-- Begin Available data --
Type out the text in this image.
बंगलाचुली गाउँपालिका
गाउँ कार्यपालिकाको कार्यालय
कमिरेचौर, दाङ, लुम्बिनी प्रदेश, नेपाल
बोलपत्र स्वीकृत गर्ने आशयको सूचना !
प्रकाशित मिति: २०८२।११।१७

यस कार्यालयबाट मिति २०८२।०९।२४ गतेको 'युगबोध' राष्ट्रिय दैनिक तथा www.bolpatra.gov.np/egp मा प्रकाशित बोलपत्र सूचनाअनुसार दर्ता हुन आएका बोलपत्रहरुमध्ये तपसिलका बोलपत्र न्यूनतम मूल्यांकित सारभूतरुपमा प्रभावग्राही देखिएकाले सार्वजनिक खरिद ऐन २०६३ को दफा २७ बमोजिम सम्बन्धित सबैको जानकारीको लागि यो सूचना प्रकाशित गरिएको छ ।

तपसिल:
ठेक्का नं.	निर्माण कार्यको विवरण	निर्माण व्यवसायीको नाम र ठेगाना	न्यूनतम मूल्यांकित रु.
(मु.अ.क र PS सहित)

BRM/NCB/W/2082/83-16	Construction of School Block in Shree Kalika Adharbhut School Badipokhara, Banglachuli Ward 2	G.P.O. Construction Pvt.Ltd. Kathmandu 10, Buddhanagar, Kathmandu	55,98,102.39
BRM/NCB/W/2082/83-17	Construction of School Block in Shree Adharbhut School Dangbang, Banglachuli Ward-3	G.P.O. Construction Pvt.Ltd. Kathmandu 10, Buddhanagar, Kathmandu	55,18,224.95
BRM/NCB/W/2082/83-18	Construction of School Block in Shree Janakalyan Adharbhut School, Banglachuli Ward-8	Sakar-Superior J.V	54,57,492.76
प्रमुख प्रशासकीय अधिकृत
-- End Available data --
Prompt:
Write every entry out again exactly.

Result:
Type out the text in this image.
बंगलाचुली गाउँपालिका
गाउँ कार्यपालिकाको कार्यालय
कमिरेचौर, दाङ, लुम्बिनी प्रदेश, नेपाल
बोलपत्र स्वीकृत गर्ने आशयको सूचना !
प्रकाशित मिति: २०८२।११।१७

यस कार्यालयबाट मिति २०८२।०९।२४ गतेको 'युगबोध' राष्ट्रिय दैनिक तथा www.bolpatra.gov.np/egp मा प्रकाशित बोलपत्र सूचनाअनुसार दर्ता हुन आएका बोलपत्रहरुमध्ये तपसिलका बोलपत्र न्यूनतम मूल्यांकित सारभूतरुपमा प्रभावग्राही देखिएकाले सार्वजनिक खरिद ऐन २०६३ को दफा २७ बमोजिम सम्बन्धित सबैको जानकारीको लागि यो सूचना प्रकाशित गरिएको छ ।

तपसिल:
ठेक्का नं.	निर्माण कार्यको विवरण	निर्माण व्यवसायीको नाम र ठेगाना	न्यूनतम मूल्यांकित रु.
(मु.अ.क र PS सहित)

BRM/NCB/W/2082/83-16	Construction of School Block in Shree Kalika Adharbhut School Badipokhara, Banglachuli Ward 2	G.P.O. Construction Pvt.Ltd. Kathmandu 10, Buddhanagar, Kathmandu	55,98,102.39
BRM/NCB/W/2082/83-17	Construction of School Block in Shree Adharbhut School Dangbang, Banglachuli Ward-3	G.P.O. Construction Pvt.Ltd. Kathmandu 10, Buddhanagar, Kathmandu	55,18,224.95
BRM/NCB/W/2082/83-18	Construction of School Block in Shree Janakalyan Adharbhut School, Banglachuli Ward-8	Sakar-Superior J.V	54,57,492.76
प्रमुख प्रशासकीय अधिकृत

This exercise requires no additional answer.